* [Request]: Every line of the data must be copied exactly.

Collected data entries:

◆ ◆ ◆

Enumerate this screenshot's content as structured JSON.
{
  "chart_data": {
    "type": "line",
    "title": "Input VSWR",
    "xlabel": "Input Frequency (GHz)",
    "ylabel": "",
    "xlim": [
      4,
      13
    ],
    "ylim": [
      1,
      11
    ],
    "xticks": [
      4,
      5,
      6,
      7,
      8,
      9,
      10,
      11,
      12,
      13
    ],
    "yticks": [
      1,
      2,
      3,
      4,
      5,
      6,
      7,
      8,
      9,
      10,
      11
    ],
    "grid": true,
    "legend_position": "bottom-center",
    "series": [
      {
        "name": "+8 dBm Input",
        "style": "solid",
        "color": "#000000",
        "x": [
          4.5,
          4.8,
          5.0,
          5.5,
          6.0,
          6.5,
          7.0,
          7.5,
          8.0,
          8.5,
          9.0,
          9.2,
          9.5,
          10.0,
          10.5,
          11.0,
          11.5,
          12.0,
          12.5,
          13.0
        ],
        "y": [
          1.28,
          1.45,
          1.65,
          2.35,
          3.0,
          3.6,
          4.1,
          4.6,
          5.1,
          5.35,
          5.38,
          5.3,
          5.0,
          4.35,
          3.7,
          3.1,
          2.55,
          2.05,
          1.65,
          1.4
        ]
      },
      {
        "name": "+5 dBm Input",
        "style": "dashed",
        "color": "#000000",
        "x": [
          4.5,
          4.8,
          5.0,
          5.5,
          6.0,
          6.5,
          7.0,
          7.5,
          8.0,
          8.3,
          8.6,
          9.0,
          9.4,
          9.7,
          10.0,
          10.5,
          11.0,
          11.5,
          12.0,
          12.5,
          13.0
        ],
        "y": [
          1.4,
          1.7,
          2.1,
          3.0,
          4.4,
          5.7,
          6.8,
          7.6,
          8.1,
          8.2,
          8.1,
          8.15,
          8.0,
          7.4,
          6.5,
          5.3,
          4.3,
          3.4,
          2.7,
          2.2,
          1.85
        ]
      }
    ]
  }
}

◆ ◆ ◆

* [Exercise result]:
Enumerate this screenshot's content as structured JSON.
{
  "chart_data": {
    "type": "line",
    "title": "Input VSWR",
    "xlabel": "Input Frequency (GHz)",
    "ylabel": "",
    "xlim": [
      4,
      13
    ],
    "ylim": [
      1,
      11
    ],
    "xticks": [
      4,
      5,
      6,
      7,
      8,
      9,
      10,
      11,
      12,
      13
    ],
    "yticks": [
      1,
      2,
      3,
      4,
      5,
      6,
      7,
      8,
      9,
      10,
      11
    ],
    "grid": true,
    "legend_position": "bottom-center",
    "series": [
      {
        "name": "+8 dBm Input",
        "style": "solid",
        "color": "#000000",
        "x": [
          4.5,
          4.8,
          5.0,
          5.5,
          6.0,
          6.5,
          7.0,
          7.5,
          8.0,
          8.5,
          9.0,
          9.2,
          9.5,
          10.0,
          10.5,
          11.0,
          11.5,
          12.0,
          12.5,
          13.0
        ],
        "y": [
          1.28,
          1.45,
          1.65,
          2.35,
          3.0,
          3.6,
          4.1,
          4.6,
          5.1,
          5.35,
          5.38,
          5.3,
          5.0,
          4.35,
          3.7,
          3.1,
          2.55,
          2.05,
          1.65,
          1.4
        ]
      },
      {
        "name": "+5 dBm Input",
        "style": "dashed",
        "color": "#000000",
        "x": [
          4.5,
          4.8,
          5.0,
          5.5,
          6.0,
          6.5,
          7.0,
          7.5,
          8.0,
          8.3,
          8.6,
          9.0,
          9.4,
          9.7,
          10.0,
          10.5,
          11.0,
          11.5,
          12.0,
          12.5,
          13.0
        ],
        "y": [
          1.4,
          1.7,
          2.1,
          3.0,
          4.4,
          5.7,
          6.8,
          7.6,
          8.1,
          8.2,
          8.1,
          8.15,
          8.0,
          7.4,
          6.5,
          5.3,
          4.3,
          3.4,
          2.7,
          2.2,
          1.85
        ]
      }
    ]
  }
}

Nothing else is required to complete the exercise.